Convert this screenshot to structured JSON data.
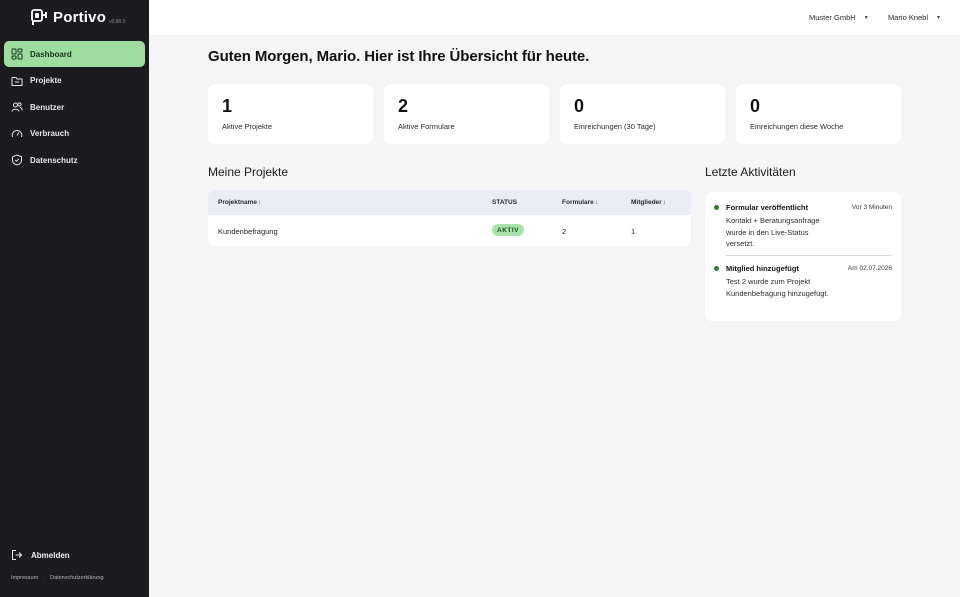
{
  "app": {
    "name": "Portivo",
    "version": "v0.80.0"
  },
  "sidebar": {
    "items": [
      {
        "label": "Dashboard",
        "icon": "dashboard-icon",
        "active": true
      },
      {
        "label": "Projekte",
        "icon": "folder-icon",
        "active": false
      },
      {
        "label": "Benutzer",
        "icon": "users-icon",
        "active": false
      },
      {
        "label": "Verbrauch",
        "icon": "gauge-icon",
        "active": false
      },
      {
        "label": "Datenschutz",
        "icon": "shield-icon",
        "active": false
      }
    ],
    "logout_label": "Abmelden",
    "footer": {
      "impressum": "Impressum",
      "separator": "·",
      "privacy": "Datenschutzerklärung"
    }
  },
  "topbar": {
    "company": "Muster GmbH",
    "user": "Mario Knebl",
    "caret": "▼"
  },
  "main": {
    "greeting": "Guten Morgen, Mario. Hier ist Ihre Übersicht für heute.",
    "stats": [
      {
        "value": "1",
        "label": "Aktive Projekte"
      },
      {
        "value": "2",
        "label": "Aktive Formulare"
      },
      {
        "value": "0",
        "label": "Einreichungen (30 Tage)"
      },
      {
        "value": "0",
        "label": "Einreichungen diese Woche"
      }
    ],
    "projects": {
      "title": "Meine Projekte",
      "columns": {
        "name": "Projektname",
        "status": "STATUS",
        "forms": "Formulare",
        "members": "Mitglieder",
        "sort": "↕"
      },
      "rows": [
        {
          "name": "Kundenbefragung",
          "status": "AKTIV",
          "forms": "2",
          "members": "1"
        }
      ]
    },
    "activities": {
      "title": "Letzte Aktivitäten",
      "items": [
        {
          "title": "Formular veröffentlicht",
          "time": "Vor 3 Minuten",
          "desc": "Kontakt + Beratungsanfrage wurde in den Live-Status versetzt."
        },
        {
          "title": "Mitglied hinzugefügt",
          "time": "Am 02.07.2026",
          "desc": "Test 2 wurde zum Projekt Kundenbefragung hinzugefügt."
        }
      ]
    }
  },
  "colors": {
    "sidebar_bg": "#1c1c20",
    "accent": "#9fdca0",
    "badge_bg": "#a7e2a8",
    "dot": "#2e7d32",
    "page_bg": "#f5f5f6"
  }
}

REQUEST –
Your copy of the data should match it exactly, except that pictures are left out.

TASK ANSWER –
Convert this screenshot to structured JSON data.
{
  "app": {
    "name": "Portivo",
    "version": "v0.80.0"
  },
  "sidebar": {
    "items": [
      {
        "label": "Dashboard",
        "icon": "dashboard-icon",
        "active": true
      },
      {
        "label": "Projekte",
        "icon": "folder-icon",
        "active": false
      },
      {
        "label": "Benutzer",
        "icon": "users-icon",
        "active": false
      },
      {
        "label": "Verbrauch",
        "icon": "gauge-icon",
        "active": false
      },
      {
        "label": "Datenschutz",
        "icon": "shield-icon",
        "active": false
      }
    ],
    "logout_label": "Abmelden",
    "footer": {
      "impressum": "Impressum",
      "separator": "·",
      "privacy": "Datenschutzerklärung"
    }
  },
  "topbar": {
    "company": "Muster GmbH",
    "user": "Mario Knebl",
    "caret": "▼"
  },
  "main": {
    "greeting": "Guten Morgen, Mario. Hier ist Ihre Übersicht für heute.",
    "stats": [
      {
        "value": "1",
        "label": "Aktive Projekte"
      },
      {
        "value": "2",
        "label": "Aktive Formulare"
      },
      {
        "value": "0",
        "label": "Einreichungen (30 Tage)"
      },
      {
        "value": "0",
        "label": "Einreichungen diese Woche"
      }
    ],
    "projects": {
      "title": "Meine Projekte",
      "columns": {
        "name": "Projektname",
        "status": "STATUS",
        "forms": "Formulare",
        "members": "Mitglieder",
        "sort": "↕"
      },
      "rows": [
        {
          "name": "Kundenbefragung",
          "status": "AKTIV",
          "forms": "2",
          "members": "1"
        }
      ]
    },
    "activities": {
      "title": "Letzte Aktivitäten",
      "items": [
        {
          "title": "Formular veröffentlicht",
          "time": "Vor 3 Minuten",
          "desc": "Kontakt + Beratungsanfrage wurde in den Live-Status versetzt."
        },
        {
          "title": "Mitglied hinzugefügt",
          "time": "Am 02.07.2026",
          "desc": "Test 2 wurde zum Projekt Kundenbefragung hinzugefügt."
        }
      ]
    }
  },
  "colors": {
    "sidebar_bg": "#1c1c20",
    "accent": "#9fdca0",
    "badge_bg": "#a7e2a8",
    "dot": "#2e7d32",
    "page_bg": "#f5f5f6"
  }
}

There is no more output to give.